Ejercicios por resolver:
• A. Copia el fragmento del texto sobre las obras de Gran Vía que va de "El equipo de Gobierno (PP)" a "la Policía Local.", ambos incluidos, cambiando "agentes" por "efectivos".
• B. Responde a estas preguntas sobre el texto de las obras de Gran Vía:
(i) ¿Cuántos vecinos han presentado denuncias por caídas?
(ii) ¿Quién es el alcalde de Logroño?
(iii) ¿Cuándo quedará rematada la 'plaza salón' de la Gran Vía?

Texto de lectura:
##########

El equipo de Gobierno (PP) del Ayuntamiento de Logroño aseguró hoy que "se han tomado las medidas de seguridad necesarias" en la apertura al tráfico rodado de la calle Gran Vía mientras concluyen las obras de urbanización y se ha reforzado con la presencia constante de agentes de la Policía Local.
El concejal socialista Domingo Dorado criticó hoy en rueda informativa que ocho vecinos han presentado denuncias en el Ayuntamiento por caídas causadas por "el mal estado y la falta de señalización" en las obras de Gran Vía, ya que "la calle se abrió sin planificación por las prisas electorales del PP".
Por su parte, el portavoz regionalista de Logroño, Angel Varea, también culpó hoy al alcalde, Julio Revuelta, de "anteponer sus intereses electoralistas a la seguridad de los ciudadanos al abrir al tráfico rodado y al tránsito peatonal la calle Gran Vía mientras se acaban de ejecutar las obras".
Según aclaró el equipo de Gobierno municipal en una nota, "es preciso extremar la precaución, del mismo modo que sucede en cualquier espacio en obras" y añadió que la 'plaza salón' de la Gran Vía quedará rematada la próxima semana.

##########

[Entradas guardadas de una colección]
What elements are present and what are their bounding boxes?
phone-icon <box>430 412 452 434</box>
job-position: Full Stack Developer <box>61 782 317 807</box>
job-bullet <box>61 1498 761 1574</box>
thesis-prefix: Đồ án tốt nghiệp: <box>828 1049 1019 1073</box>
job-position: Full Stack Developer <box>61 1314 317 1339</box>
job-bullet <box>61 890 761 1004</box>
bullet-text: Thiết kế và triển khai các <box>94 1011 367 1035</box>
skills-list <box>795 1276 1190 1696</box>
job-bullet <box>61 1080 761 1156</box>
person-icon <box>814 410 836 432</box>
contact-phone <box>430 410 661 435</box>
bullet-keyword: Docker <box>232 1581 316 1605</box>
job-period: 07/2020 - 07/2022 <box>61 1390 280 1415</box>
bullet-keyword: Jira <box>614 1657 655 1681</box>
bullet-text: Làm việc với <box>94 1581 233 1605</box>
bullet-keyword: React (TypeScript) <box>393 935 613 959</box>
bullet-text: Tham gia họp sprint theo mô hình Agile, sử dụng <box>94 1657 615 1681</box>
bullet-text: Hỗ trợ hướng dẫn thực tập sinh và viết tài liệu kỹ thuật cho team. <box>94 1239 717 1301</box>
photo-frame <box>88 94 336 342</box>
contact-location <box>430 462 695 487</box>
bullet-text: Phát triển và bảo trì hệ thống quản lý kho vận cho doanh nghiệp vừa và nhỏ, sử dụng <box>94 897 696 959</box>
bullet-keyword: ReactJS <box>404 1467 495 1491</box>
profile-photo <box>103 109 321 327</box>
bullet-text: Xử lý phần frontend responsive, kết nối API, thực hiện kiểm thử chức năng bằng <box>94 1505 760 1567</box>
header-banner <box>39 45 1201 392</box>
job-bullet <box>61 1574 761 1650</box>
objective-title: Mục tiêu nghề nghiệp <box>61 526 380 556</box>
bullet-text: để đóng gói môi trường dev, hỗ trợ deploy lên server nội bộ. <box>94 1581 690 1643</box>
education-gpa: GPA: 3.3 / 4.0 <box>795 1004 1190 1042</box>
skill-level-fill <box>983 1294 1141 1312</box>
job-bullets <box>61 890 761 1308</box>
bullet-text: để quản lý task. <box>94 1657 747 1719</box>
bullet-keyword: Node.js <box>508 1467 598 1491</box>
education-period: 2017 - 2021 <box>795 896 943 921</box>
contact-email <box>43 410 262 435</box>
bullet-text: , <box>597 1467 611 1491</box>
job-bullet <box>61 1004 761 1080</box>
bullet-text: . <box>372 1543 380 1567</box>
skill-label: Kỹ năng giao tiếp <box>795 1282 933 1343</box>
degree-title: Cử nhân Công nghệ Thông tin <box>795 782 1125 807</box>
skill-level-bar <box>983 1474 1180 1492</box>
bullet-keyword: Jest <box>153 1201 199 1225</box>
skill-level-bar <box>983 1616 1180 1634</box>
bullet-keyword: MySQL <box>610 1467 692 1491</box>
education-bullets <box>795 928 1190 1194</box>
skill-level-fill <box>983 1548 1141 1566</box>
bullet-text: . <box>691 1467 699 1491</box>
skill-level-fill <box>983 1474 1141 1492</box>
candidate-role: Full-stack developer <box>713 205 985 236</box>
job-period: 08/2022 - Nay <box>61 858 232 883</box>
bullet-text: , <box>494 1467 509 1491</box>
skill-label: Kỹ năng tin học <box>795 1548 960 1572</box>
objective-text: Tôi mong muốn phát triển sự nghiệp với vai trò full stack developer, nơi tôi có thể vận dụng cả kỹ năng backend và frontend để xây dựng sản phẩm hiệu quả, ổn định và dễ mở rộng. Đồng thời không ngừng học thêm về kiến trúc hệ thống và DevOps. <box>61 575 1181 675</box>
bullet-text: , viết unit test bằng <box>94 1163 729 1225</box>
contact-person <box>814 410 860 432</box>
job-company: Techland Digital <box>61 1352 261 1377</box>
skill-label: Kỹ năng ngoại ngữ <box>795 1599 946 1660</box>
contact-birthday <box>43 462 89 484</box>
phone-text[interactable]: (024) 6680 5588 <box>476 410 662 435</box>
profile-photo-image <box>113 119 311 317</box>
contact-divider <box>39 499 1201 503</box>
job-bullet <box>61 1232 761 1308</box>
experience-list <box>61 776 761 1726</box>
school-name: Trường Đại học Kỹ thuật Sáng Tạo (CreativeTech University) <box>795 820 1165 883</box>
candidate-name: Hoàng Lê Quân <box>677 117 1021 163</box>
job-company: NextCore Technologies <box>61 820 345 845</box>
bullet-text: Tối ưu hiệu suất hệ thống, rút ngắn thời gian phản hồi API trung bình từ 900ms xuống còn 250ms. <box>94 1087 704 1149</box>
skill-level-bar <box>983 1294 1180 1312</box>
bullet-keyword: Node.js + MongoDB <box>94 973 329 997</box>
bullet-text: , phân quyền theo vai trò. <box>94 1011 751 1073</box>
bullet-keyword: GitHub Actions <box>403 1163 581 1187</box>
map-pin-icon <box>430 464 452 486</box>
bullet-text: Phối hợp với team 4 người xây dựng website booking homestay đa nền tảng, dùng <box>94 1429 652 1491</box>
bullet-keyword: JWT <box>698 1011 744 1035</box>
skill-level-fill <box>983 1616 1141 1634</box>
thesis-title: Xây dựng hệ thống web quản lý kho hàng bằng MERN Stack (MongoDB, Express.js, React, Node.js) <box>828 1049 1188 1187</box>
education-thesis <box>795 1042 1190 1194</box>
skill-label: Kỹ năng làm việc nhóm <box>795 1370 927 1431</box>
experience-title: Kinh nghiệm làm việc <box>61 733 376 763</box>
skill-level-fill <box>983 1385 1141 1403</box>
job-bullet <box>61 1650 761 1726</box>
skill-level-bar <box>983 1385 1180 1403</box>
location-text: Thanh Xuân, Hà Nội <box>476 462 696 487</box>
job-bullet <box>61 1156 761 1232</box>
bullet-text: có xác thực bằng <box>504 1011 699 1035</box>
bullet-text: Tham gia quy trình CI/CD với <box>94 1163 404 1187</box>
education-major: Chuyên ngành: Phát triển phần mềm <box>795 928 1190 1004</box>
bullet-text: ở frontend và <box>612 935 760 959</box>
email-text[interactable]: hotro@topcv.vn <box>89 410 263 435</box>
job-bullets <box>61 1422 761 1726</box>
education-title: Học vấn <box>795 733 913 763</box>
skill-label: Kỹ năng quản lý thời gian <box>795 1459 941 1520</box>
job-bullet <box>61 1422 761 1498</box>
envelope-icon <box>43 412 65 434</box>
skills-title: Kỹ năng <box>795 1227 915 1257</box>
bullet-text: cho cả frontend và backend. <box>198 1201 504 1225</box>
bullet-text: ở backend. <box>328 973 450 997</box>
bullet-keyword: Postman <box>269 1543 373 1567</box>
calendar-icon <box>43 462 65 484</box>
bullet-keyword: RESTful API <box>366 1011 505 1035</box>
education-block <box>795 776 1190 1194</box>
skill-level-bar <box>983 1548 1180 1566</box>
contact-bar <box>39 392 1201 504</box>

##########

Respuestas por ejercicio:
• A.
El equipo de Gobierno (PP) del Ayuntamiento de Logroño aseguró hoy que "se han tomado las medidas de seguridad necesarias" en la apertura al tráfico rodado de la calle Gran Vía mientras concluyen las obras de urbanización y se ha reforzado con la presencia constante de efectivos de la Policía Local.

• B.
(i) Ocho vecinos.
(ii) Julio Revuelta.
(iii) La próxima semana.